- _WHAT THE TASK REQUIRES_
Give back each entry unchanged, minus pictures.

- _EXERCISE MATERIALS_
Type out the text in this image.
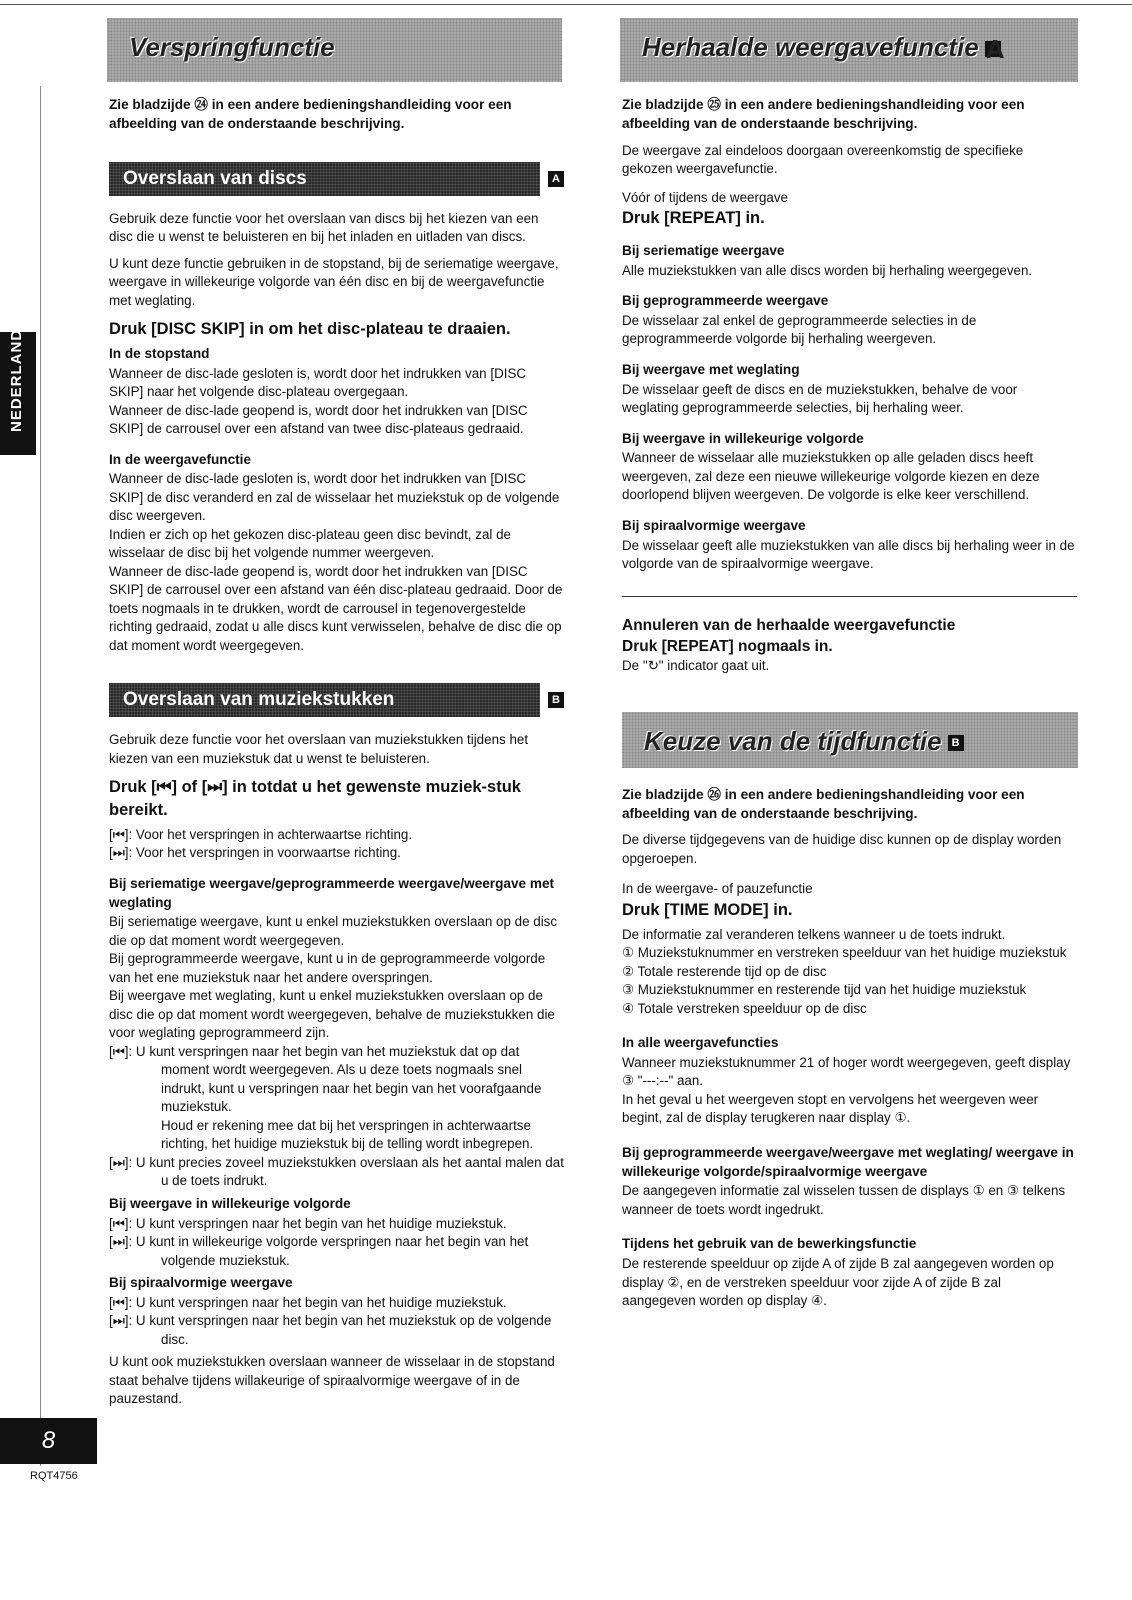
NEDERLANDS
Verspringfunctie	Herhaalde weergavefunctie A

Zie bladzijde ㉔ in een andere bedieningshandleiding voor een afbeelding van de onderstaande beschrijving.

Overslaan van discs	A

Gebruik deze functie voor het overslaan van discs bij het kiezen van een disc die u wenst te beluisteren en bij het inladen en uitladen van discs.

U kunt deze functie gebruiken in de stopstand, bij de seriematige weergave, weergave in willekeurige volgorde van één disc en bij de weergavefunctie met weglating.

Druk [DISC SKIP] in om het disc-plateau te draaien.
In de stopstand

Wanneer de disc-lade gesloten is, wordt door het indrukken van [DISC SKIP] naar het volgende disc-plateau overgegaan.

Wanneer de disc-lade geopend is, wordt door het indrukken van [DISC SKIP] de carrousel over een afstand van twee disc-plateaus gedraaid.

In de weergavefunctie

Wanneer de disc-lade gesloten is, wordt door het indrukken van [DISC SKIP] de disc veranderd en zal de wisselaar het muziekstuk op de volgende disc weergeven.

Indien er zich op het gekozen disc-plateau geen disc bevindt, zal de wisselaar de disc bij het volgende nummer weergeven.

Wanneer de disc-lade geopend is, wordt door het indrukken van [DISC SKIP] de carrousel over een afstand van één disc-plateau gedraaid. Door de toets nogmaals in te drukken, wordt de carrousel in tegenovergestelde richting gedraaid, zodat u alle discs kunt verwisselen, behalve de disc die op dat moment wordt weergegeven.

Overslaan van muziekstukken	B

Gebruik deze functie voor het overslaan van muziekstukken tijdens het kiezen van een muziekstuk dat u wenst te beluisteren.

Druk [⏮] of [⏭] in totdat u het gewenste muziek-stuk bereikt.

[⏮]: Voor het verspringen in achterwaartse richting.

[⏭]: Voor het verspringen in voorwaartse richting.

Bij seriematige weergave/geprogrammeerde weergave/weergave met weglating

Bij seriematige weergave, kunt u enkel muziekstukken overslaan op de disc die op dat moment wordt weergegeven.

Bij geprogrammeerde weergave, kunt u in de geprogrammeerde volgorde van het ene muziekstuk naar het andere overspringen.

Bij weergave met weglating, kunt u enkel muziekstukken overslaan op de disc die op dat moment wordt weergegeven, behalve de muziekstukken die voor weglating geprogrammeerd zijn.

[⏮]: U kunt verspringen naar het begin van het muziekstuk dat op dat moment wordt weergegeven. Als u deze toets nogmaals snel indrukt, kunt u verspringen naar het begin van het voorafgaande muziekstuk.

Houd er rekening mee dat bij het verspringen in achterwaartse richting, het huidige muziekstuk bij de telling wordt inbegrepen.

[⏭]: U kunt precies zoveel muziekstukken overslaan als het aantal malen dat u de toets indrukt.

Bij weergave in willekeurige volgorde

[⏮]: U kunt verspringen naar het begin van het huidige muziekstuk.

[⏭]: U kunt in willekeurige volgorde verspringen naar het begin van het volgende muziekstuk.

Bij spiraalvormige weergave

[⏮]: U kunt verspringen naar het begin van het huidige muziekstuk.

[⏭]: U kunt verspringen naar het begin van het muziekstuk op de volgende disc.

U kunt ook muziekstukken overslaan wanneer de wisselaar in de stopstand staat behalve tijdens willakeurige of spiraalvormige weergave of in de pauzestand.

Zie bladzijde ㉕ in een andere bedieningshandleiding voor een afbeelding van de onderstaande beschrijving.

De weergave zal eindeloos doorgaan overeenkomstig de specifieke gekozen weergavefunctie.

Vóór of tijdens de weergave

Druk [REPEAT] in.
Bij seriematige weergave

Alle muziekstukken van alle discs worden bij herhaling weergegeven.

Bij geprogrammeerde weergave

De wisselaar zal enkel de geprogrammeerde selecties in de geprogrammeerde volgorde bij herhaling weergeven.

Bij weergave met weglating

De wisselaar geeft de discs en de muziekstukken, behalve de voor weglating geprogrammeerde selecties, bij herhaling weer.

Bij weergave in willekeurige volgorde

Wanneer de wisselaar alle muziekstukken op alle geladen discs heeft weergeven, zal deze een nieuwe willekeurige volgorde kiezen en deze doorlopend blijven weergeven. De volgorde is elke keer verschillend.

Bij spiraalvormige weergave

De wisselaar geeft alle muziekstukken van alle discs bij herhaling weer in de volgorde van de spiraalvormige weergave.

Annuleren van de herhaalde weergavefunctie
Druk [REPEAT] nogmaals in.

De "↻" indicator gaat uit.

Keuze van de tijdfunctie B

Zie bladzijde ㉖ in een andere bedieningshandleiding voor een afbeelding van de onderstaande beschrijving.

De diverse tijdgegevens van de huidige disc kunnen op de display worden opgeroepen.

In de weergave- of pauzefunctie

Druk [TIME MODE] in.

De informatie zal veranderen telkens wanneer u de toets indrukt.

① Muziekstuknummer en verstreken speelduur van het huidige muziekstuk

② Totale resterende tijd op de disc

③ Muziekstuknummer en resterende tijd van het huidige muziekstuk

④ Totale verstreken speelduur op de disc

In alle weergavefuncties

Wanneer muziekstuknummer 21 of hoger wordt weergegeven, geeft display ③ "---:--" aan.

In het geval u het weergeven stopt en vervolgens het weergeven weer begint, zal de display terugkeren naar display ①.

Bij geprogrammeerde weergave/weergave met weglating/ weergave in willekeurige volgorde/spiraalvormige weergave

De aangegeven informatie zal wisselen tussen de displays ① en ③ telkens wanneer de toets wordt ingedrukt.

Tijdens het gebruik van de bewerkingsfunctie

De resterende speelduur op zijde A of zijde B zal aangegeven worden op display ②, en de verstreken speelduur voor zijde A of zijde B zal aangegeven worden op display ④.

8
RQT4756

- _RESPONSE BELOW_
Type out the text in this image.
NEDERLANDS
Verspringfunctie	Herhaalde weergavefunctie A

Zie bladzijde ㉔ in een andere bedieningshandleiding voor een afbeelding van de onderstaande beschrijving.

Overslaan van discs	A

Gebruik deze functie voor het overslaan van discs bij het kiezen van een disc die u wenst te beluisteren en bij het inladen en uitladen van discs.

U kunt deze functie gebruiken in de stopstand, bij de seriematige weergave, weergave in willekeurige volgorde van één disc en bij de weergavefunctie met weglating.

Druk [DISC SKIP] in om het disc-plateau te draaien.
In de stopstand

Wanneer de disc-lade gesloten is, wordt door het indrukken van [DISC SKIP] naar het volgende disc-plateau overgegaan.

Wanneer de disc-lade geopend is, wordt door het indrukken van [DISC SKIP] de carrousel over een afstand van twee disc-plateaus gedraaid.

In de weergavefunctie

Wanneer de disc-lade gesloten is, wordt door het indrukken van [DISC SKIP] de disc veranderd en zal de wisselaar het muziekstuk op de volgende disc weergeven.

Indien er zich op het gekozen disc-plateau geen disc bevindt, zal de wisselaar de disc bij het volgende nummer weergeven.

Wanneer de disc-lade geopend is, wordt door het indrukken van [DISC SKIP] de carrousel over een afstand van één disc-plateau gedraaid. Door de toets nogmaals in te drukken, wordt de carrousel in tegenovergestelde richting gedraaid, zodat u alle discs kunt verwisselen, behalve de disc die op dat moment wordt weergegeven.

Overslaan van muziekstukken	B

Gebruik deze functie voor het overslaan van muziekstukken tijdens het kiezen van een muziekstuk dat u wenst te beluisteren.

Druk [⏮] of [⏭] in totdat u het gewenste muziek-stuk bereikt.

[⏮]: Voor het verspringen in achterwaartse richting.

[⏭]: Voor het verspringen in voorwaartse richting.

Bij seriematige weergave/geprogrammeerde weergave/weergave met weglating

Bij seriematige weergave, kunt u enkel muziekstukken overslaan op de disc die op dat moment wordt weergegeven.

Bij geprogrammeerde weergave, kunt u in de geprogrammeerde volgorde van het ene muziekstuk naar het andere overspringen.

Bij weergave met weglating, kunt u enkel muziekstukken overslaan op de disc die op dat moment wordt weergegeven, behalve de muziekstukken die voor weglating geprogrammeerd zijn.

[⏮]: U kunt verspringen naar het begin van het muziekstuk dat op dat moment wordt weergegeven. Als u deze toets nogmaals snel indrukt, kunt u verspringen naar het begin van het voorafgaande muziekstuk.

Houd er rekening mee dat bij het verspringen in achterwaartse richting, het huidige muziekstuk bij de telling wordt inbegrepen.

[⏭]: U kunt precies zoveel muziekstukken overslaan als het aantal malen dat u de toets indrukt.

Bij weergave in willekeurige volgorde

[⏮]: U kunt verspringen naar het begin van het huidige muziekstuk.

[⏭]: U kunt in willekeurige volgorde verspringen naar het begin van het volgende muziekstuk.

Bij spiraalvormige weergave

[⏮]: U kunt verspringen naar het begin van het huidige muziekstuk.

[⏭]: U kunt verspringen naar het begin van het muziekstuk op de volgende disc.

U kunt ook muziekstukken overslaan wanneer de wisselaar in de stopstand staat behalve tijdens willakeurige of spiraalvormige weergave of in de pauzestand.

Zie bladzijde ㉕ in een andere bedieningshandleiding voor een afbeelding van de onderstaande beschrijving.

De weergave zal eindeloos doorgaan overeenkomstig de specifieke gekozen weergavefunctie.

Vóór of tijdens de weergave

Druk [REPEAT] in.
Bij seriematige weergave

Alle muziekstukken van alle discs worden bij herhaling weergegeven.

Bij geprogrammeerde weergave

De wisselaar zal enkel de geprogrammeerde selecties in de geprogrammeerde volgorde bij herhaling weergeven.

Bij weergave met weglating

De wisselaar geeft de discs en de muziekstukken, behalve de voor weglating geprogrammeerde selecties, bij herhaling weer.

Bij weergave in willekeurige volgorde

Wanneer de wisselaar alle muziekstukken op alle geladen discs heeft weergeven, zal deze een nieuwe willekeurige volgorde kiezen en deze doorlopend blijven weergeven. De volgorde is elke keer verschillend.

Bij spiraalvormige weergave

De wisselaar geeft alle muziekstukken van alle discs bij herhaling weer in de volgorde van de spiraalvormige weergave.

Annuleren van de herhaalde weergavefunctie
Druk [REPEAT] nogmaals in.

De "↻" indicator gaat uit.

Keuze van de tijdfunctie B

Zie bladzijde ㉖ in een andere bedieningshandleiding voor een afbeelding van de onderstaande beschrijving.

De diverse tijdgegevens van de huidige disc kunnen op de display worden opgeroepen.

In de weergave- of pauzefunctie

Druk [TIME MODE] in.

De informatie zal veranderen telkens wanneer u de toets indrukt.

① Muziekstuknummer en verstreken speelduur van het huidige muziekstuk

② Totale resterende tijd op de disc

③ Muziekstuknummer en resterende tijd van het huidige muziekstuk

④ Totale verstreken speelduur op de disc

In alle weergavefuncties

Wanneer muziekstuknummer 21 of hoger wordt weergegeven, geeft display ③ "---:--" aan.

In het geval u het weergeven stopt en vervolgens het weergeven weer begint, zal de display terugkeren naar display ①.

Bij geprogrammeerde weergave/weergave met weglating/ weergave in willekeurige volgorde/spiraalvormige weergave

De aangegeven informatie zal wisselen tussen de displays ① en ③ telkens wanneer de toets wordt ingedrukt.

Tijdens het gebruik van de bewerkingsfunctie

De resterende speelduur op zijde A of zijde B zal aangegeven worden op display ②, en de verstreken speelduur voor zijde A of zijde B zal aangegeven worden op display ④.

8
RQT4756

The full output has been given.